### JOB
Would you transcribe the whole listing exactly, minus its pictures?

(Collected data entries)
— BEGIN —

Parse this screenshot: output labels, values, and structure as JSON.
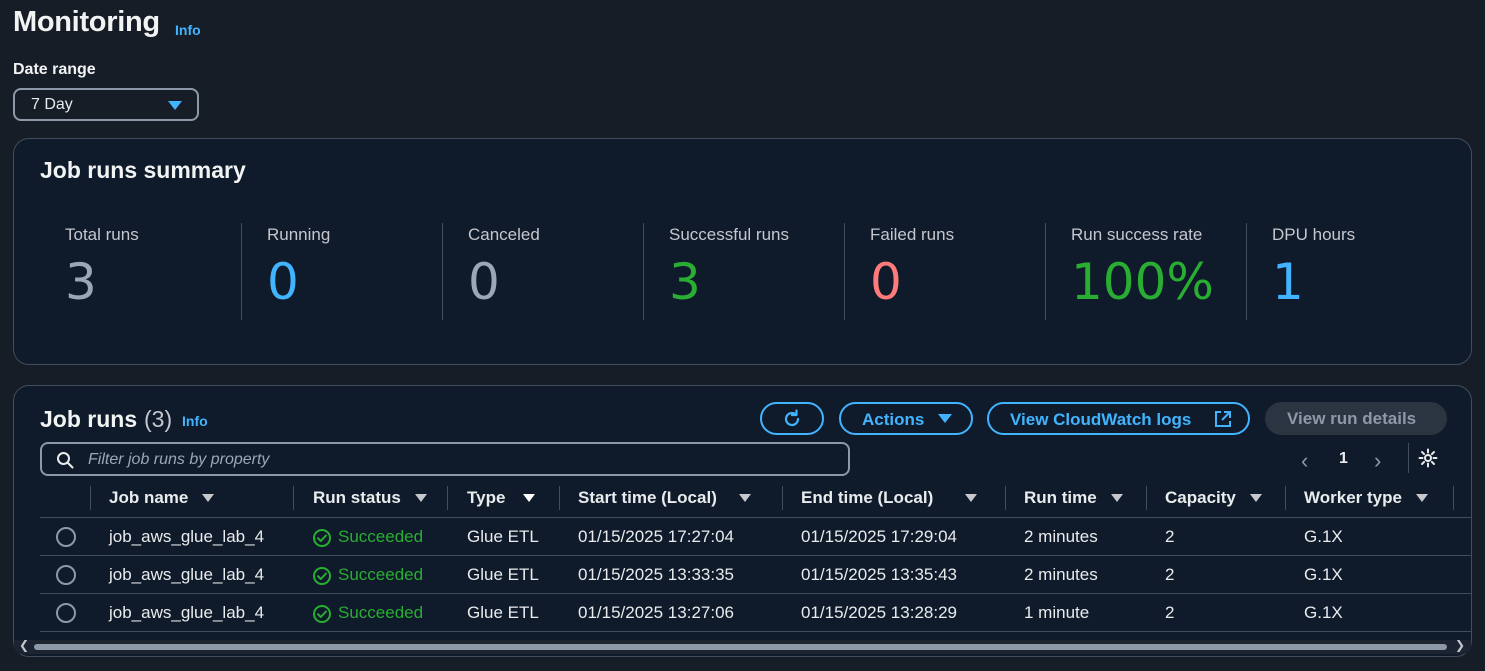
{
  "page": {
    "title": "Monitoring",
    "info": "Info"
  },
  "date_range": {
    "label": "Date range",
    "value": "7 Day"
  },
  "summary": {
    "title": "Job runs summary",
    "metrics": [
      {
        "label": "Total runs",
        "value": "3",
        "color": "#9ba7b6"
      },
      {
        "label": "Running",
        "value": "0",
        "color": "#42b4ff"
      },
      {
        "label": "Canceled",
        "value": "0",
        "color": "#9ba7b6"
      },
      {
        "label": "Successful runs",
        "value": "3",
        "color": "#29ad32"
      },
      {
        "label": "Failed runs",
        "value": "0",
        "color": "#ff7a7a"
      },
      {
        "label": "Run success rate",
        "value": "100%",
        "color": "#29ad32"
      },
      {
        "label": "DPU hours",
        "value": "1",
        "color": "#42b4ff"
      }
    ]
  },
  "job_runs": {
    "title": "Job runs",
    "count": "(3)",
    "info": "Info",
    "actions_label": "Actions",
    "cloudwatch_label": "View CloudWatch logs",
    "details_label": "View run details",
    "filter_placeholder": "Filter job runs by property",
    "page": "1",
    "columns": [
      "Job name",
      "Run status",
      "Type",
      "Start time (Local)",
      "End time (Local)",
      "Run time",
      "Capacity",
      "Worker type"
    ],
    "rows": [
      {
        "job_name": "job_aws_glue_lab_4",
        "status": "Succeeded",
        "type": "Glue ETL",
        "start": "01/15/2025 17:27:04",
        "end": "01/15/2025 17:29:04",
        "run_time": "2 minutes",
        "capacity": "2",
        "worker": "G.1X"
      },
      {
        "job_name": "job_aws_glue_lab_4",
        "status": "Succeeded",
        "type": "Glue ETL",
        "start": "01/15/2025 13:33:35",
        "end": "01/15/2025 13:35:43",
        "run_time": "2 minutes",
        "capacity": "2",
        "worker": "G.1X"
      },
      {
        "job_name": "job_aws_glue_lab_4",
        "status": "Succeeded",
        "type": "Glue ETL",
        "start": "01/15/2025 13:27:06",
        "end": "01/15/2025 13:28:29",
        "run_time": "1 minute",
        "capacity": "2",
        "worker": "G.1X"
      }
    ]
  },
  "icons": {
    "refresh": "refresh-icon",
    "external": "external-link-icon",
    "search": "search-icon",
    "settings": "gear-icon",
    "success": "check-circle-icon"
  },
  "colors": {
    "accent": "#42b4ff",
    "success": "#29ad32",
    "error": "#ff7a7a",
    "background": "#161d26",
    "panel": "#0f1b2a"
  }
}
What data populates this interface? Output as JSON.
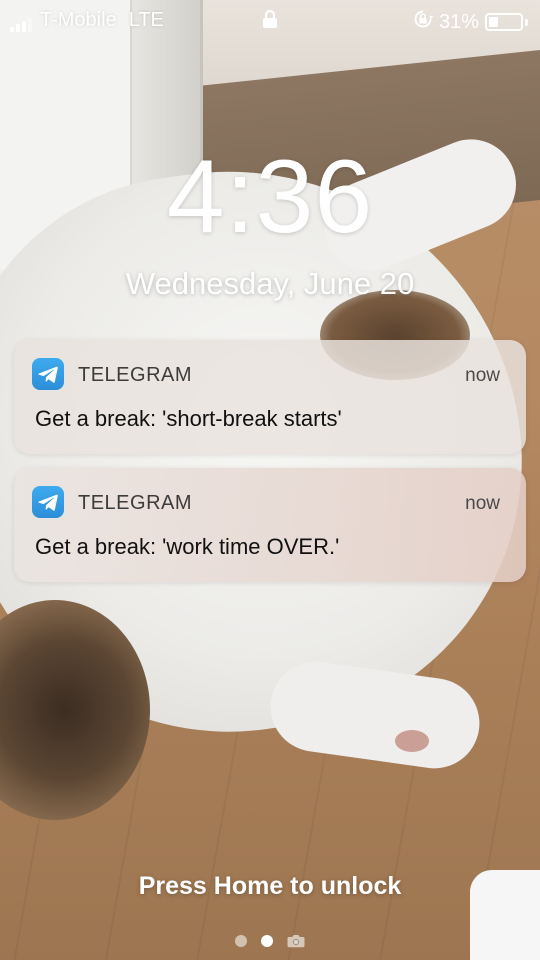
{
  "status_bar": {
    "carrier": "T-Mobile",
    "network": "LTE",
    "battery_percent": "31%",
    "battery_level": 0.31,
    "signal_bars_filled": 3,
    "signal_bars_total": 4,
    "lock_icon": "lock-icon",
    "rotation_lock_icon": "rotation-lock-icon"
  },
  "lock_screen": {
    "time": "4:36",
    "date": "Wednesday, June 20",
    "unlock_hint": "Press Home to unlock"
  },
  "notifications": [
    {
      "app": "TELEGRAM",
      "time": "now",
      "message": "Get a break: 'short-break starts'",
      "icon": "telegram-icon"
    },
    {
      "app": "TELEGRAM",
      "time": "now",
      "message": "Get a break: 'work time OVER.'",
      "icon": "telegram-icon"
    }
  ],
  "page_indicator": {
    "pages": 2,
    "active_page": 2,
    "extra_icon": "camera-icon"
  },
  "colors": {
    "telegram_blue": "#2b8fd8"
  }
}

— END —

### TASK SOLUTION
Parse this screenshot: output labels, values, and structure as JSON.
{
  "page": {
    "title": "Monitoring",
    "info": "Info"
  },
  "date_range": {
    "label": "Date range",
    "value": "7 Day"
  },
  "summary": {
    "title": "Job runs summary",
    "metrics": [
      {
        "label": "Total runs",
        "value": "3",
        "color": "#9ba7b6"
      },
      {
        "label": "Running",
        "value": "0",
        "color": "#42b4ff"
      },
      {
        "label": "Canceled",
        "value": "0",
        "color": "#9ba7b6"
      },
      {
        "label": "Successful runs",
        "value": "3",
        "color": "#29ad32"
      },
      {
        "label": "Failed runs",
        "value": "0",
        "color": "#ff7a7a"
      },
      {
        "label": "Run success rate",
        "value": "100%",
        "color": "#29ad32"
      },
      {
        "label": "DPU hours",
        "value": "1",
        "color": "#42b4ff"
      }
    ]
  },
  "job_runs": {
    "title": "Job runs",
    "count": "(3)",
    "info": "Info",
    "actions_label": "Actions",
    "cloudwatch_label": "View CloudWatch logs",
    "details_label": "View run details",
    "filter_placeholder": "Filter job runs by property",
    "page": "1",
    "columns": [
      "Job name",
      "Run status",
      "Type",
      "Start time (Local)",
      "End time (Local)",
      "Run time",
      "Capacity",
      "Worker type"
    ],
    "rows": [
      {
        "job_name": "job_aws_glue_lab_4",
        "status": "Succeeded",
        "type": "Glue ETL",
        "start": "01/15/2025 17:27:04",
        "end": "01/15/2025 17:29:04",
        "run_time": "2 minutes",
        "capacity": "2",
        "worker": "G.1X"
      },
      {
        "job_name": "job_aws_glue_lab_4",
        "status": "Succeeded",
        "type": "Glue ETL",
        "start": "01/15/2025 13:33:35",
        "end": "01/15/2025 13:35:43",
        "run_time": "2 minutes",
        "capacity": "2",
        "worker": "G.1X"
      },
      {
        "job_name": "job_aws_glue_lab_4",
        "status": "Succeeded",
        "type": "Glue ETL",
        "start": "01/15/2025 13:27:06",
        "end": "01/15/2025 13:28:29",
        "run_time": "1 minute",
        "capacity": "2",
        "worker": "G.1X"
      }
    ]
  },
  "icons": {
    "refresh": "refresh-icon",
    "external": "external-link-icon",
    "search": "search-icon",
    "settings": "gear-icon",
    "success": "check-circle-icon"
  },
  "colors": {
    "accent": "#42b4ff",
    "success": "#29ad32",
    "error": "#ff7a7a",
    "background": "#161d26",
    "panel": "#0f1b2a"
  }
}
What data populates this interface? Output as JSON.
{
  "status_bar": {
    "carrier": "T-Mobile",
    "network": "LTE",
    "battery_percent": "31%",
    "battery_level": 0.31,
    "signal_bars_filled": 3,
    "signal_bars_total": 4,
    "lock_icon": "lock-icon",
    "rotation_lock_icon": "rotation-lock-icon"
  },
  "lock_screen": {
    "time": "4:36",
    "date": "Wednesday, June 20",
    "unlock_hint": "Press Home to unlock"
  },
  "notifications": [
    {
      "app": "TELEGRAM",
      "time": "now",
      "message": "Get a break: 'short-break starts'",
      "icon": "telegram-icon"
    },
    {
      "app": "TELEGRAM",
      "time": "now",
      "message": "Get a break: 'work time OVER.'",
      "icon": "telegram-icon"
    }
  ],
  "page_indicator": {
    "pages": 2,
    "active_page": 2,
    "extra_icon": "camera-icon"
  },
  "colors": {
    "telegram_blue": "#2b8fd8"
  }
}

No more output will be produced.